## REQUEST
In the entries below, find the lines that contain the word "text" and copy them.
↓↓↓
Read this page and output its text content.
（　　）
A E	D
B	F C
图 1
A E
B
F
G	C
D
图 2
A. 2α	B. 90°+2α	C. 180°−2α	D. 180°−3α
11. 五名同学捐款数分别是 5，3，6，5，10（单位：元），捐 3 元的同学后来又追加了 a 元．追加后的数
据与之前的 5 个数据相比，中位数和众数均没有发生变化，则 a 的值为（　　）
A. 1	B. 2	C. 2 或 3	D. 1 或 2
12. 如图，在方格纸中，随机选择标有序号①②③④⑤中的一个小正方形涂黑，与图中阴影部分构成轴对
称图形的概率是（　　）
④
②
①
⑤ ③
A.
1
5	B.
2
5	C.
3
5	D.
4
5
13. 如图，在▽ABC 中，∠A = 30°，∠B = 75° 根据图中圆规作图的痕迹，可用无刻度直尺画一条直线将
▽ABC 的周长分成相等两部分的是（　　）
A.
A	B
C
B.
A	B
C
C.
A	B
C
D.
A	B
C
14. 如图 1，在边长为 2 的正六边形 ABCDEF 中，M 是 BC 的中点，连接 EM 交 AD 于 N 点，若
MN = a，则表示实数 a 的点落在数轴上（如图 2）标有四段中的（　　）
↑↑↑
↓↓↓
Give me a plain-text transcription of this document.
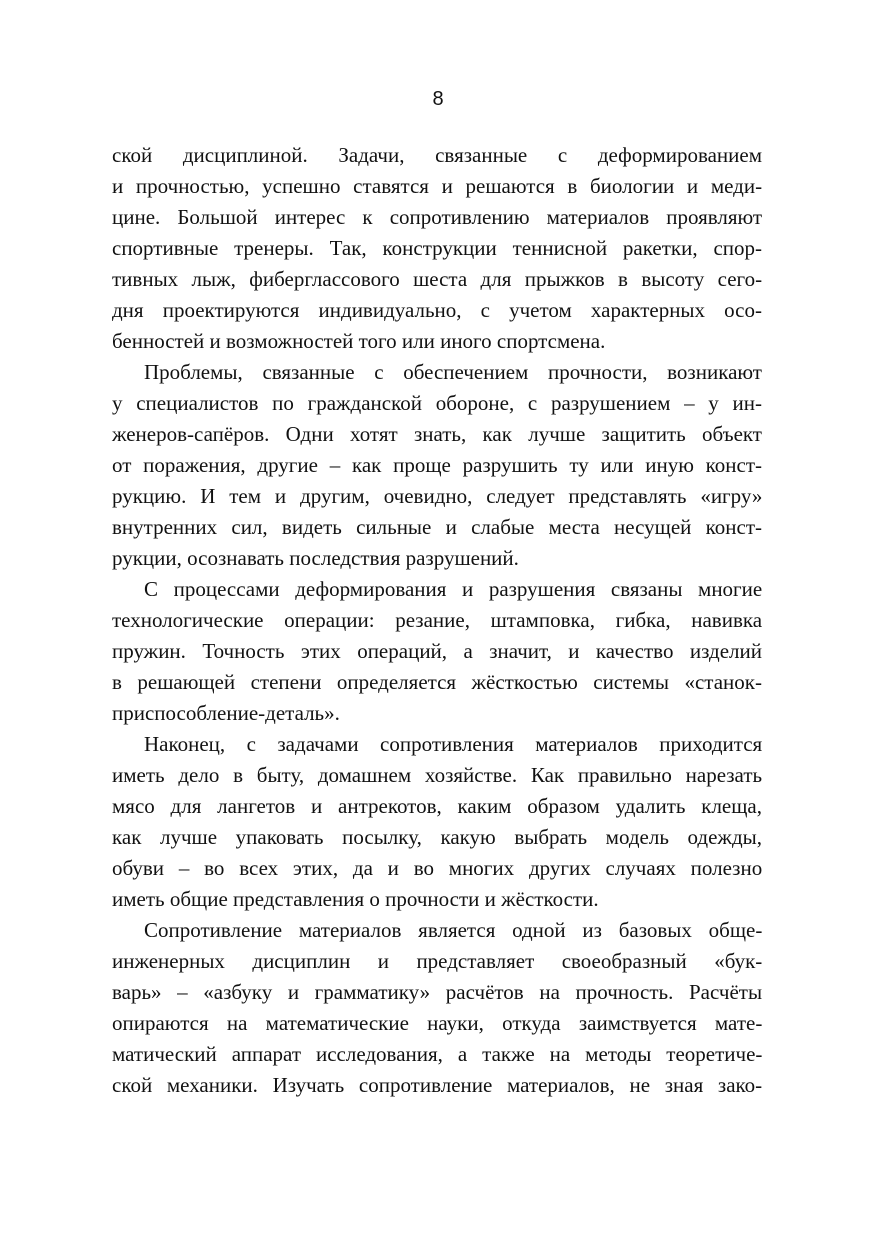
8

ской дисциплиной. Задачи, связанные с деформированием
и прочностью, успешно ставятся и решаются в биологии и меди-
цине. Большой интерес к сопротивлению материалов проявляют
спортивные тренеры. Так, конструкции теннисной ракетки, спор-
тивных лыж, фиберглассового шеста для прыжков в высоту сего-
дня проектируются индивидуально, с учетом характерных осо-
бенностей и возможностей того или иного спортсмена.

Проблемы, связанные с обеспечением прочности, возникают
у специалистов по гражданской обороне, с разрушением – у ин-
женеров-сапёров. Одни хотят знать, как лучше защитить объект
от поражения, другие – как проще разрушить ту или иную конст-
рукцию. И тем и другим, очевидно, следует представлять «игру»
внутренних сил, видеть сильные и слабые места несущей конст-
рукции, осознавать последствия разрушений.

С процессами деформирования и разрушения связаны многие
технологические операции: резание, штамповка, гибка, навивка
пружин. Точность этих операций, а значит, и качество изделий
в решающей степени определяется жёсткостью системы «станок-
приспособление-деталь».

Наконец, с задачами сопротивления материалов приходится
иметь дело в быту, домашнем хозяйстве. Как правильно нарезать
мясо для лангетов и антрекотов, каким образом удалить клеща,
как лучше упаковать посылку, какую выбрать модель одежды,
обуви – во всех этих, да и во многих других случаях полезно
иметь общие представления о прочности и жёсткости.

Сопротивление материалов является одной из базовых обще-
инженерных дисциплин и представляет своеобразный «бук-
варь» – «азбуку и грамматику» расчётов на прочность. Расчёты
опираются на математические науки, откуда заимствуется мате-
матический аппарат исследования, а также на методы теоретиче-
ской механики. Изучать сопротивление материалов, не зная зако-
↑↑↑
↓↓↓
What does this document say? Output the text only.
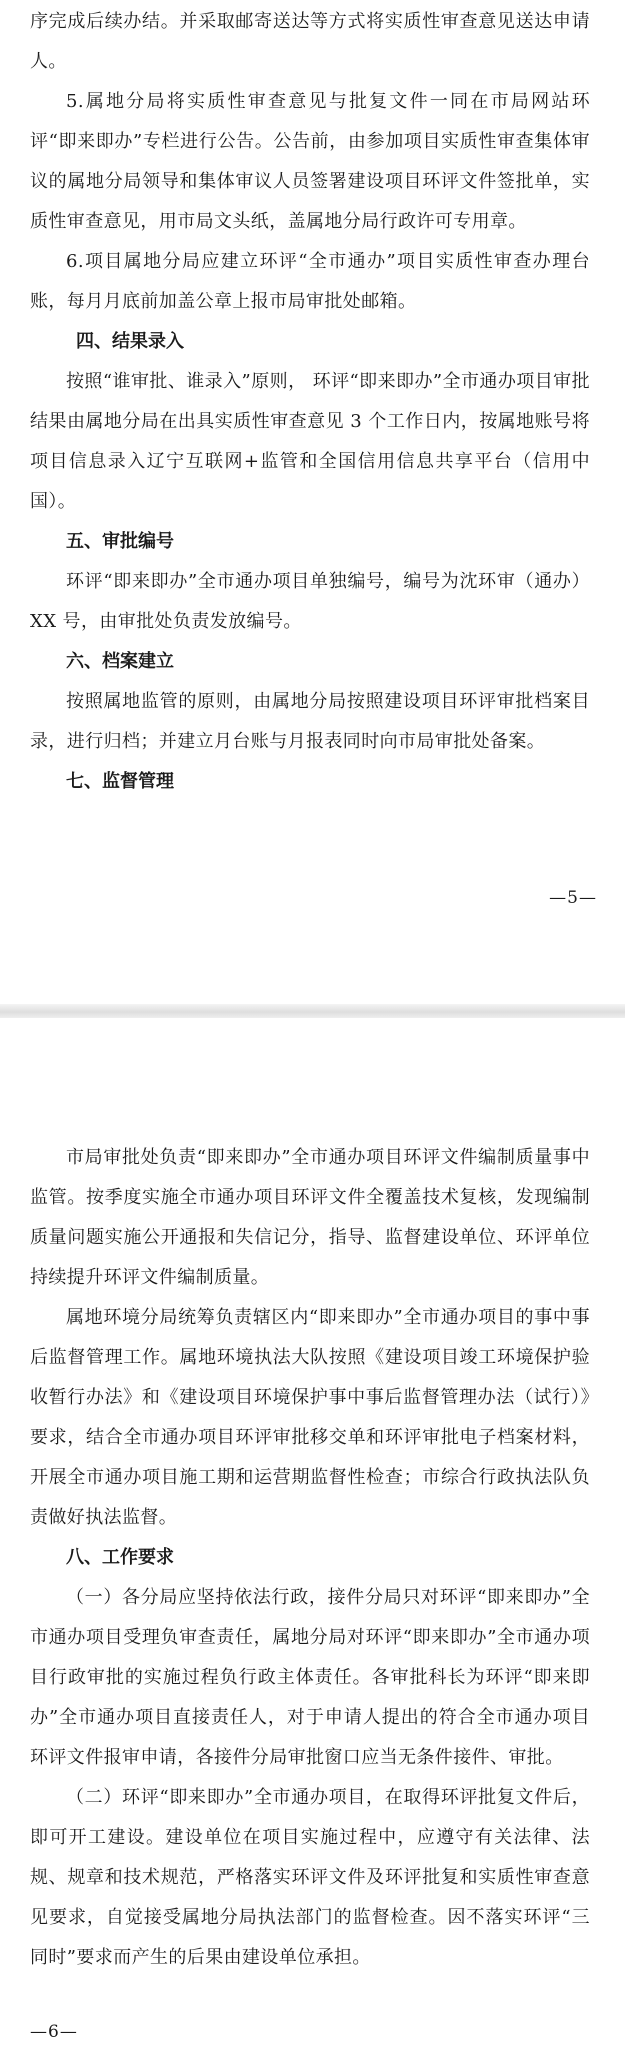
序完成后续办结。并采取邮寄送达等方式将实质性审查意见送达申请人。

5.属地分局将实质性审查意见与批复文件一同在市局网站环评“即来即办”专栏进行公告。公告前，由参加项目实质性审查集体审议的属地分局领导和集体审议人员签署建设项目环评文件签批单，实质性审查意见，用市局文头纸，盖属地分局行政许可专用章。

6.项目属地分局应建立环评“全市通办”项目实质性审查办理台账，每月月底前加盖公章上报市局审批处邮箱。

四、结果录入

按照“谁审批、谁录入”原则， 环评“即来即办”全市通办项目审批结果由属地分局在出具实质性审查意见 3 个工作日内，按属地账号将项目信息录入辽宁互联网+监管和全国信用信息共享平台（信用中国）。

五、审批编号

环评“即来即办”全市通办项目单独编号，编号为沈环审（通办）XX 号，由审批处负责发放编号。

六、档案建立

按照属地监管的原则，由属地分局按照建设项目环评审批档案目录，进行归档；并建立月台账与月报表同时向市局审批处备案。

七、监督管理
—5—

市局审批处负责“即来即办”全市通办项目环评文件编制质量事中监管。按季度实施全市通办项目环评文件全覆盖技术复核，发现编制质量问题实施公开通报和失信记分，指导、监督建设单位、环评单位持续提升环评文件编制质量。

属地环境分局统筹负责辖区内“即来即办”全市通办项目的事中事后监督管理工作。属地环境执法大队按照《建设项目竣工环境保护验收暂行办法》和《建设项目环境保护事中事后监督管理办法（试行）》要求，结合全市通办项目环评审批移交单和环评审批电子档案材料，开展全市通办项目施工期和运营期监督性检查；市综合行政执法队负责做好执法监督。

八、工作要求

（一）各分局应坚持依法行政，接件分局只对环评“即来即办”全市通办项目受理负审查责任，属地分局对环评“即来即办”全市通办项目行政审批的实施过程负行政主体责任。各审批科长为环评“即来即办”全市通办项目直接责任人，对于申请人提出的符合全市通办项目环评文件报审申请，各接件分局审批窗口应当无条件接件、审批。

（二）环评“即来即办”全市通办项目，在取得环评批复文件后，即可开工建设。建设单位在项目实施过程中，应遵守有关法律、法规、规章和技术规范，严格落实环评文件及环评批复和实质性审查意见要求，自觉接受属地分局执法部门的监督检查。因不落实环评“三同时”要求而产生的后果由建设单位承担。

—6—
↑↑↑
## RESULT OF THE EXERCISE
Read this page and output its text content.
Give me a plain-text transcription of this document.
What does this document say? Output the text only.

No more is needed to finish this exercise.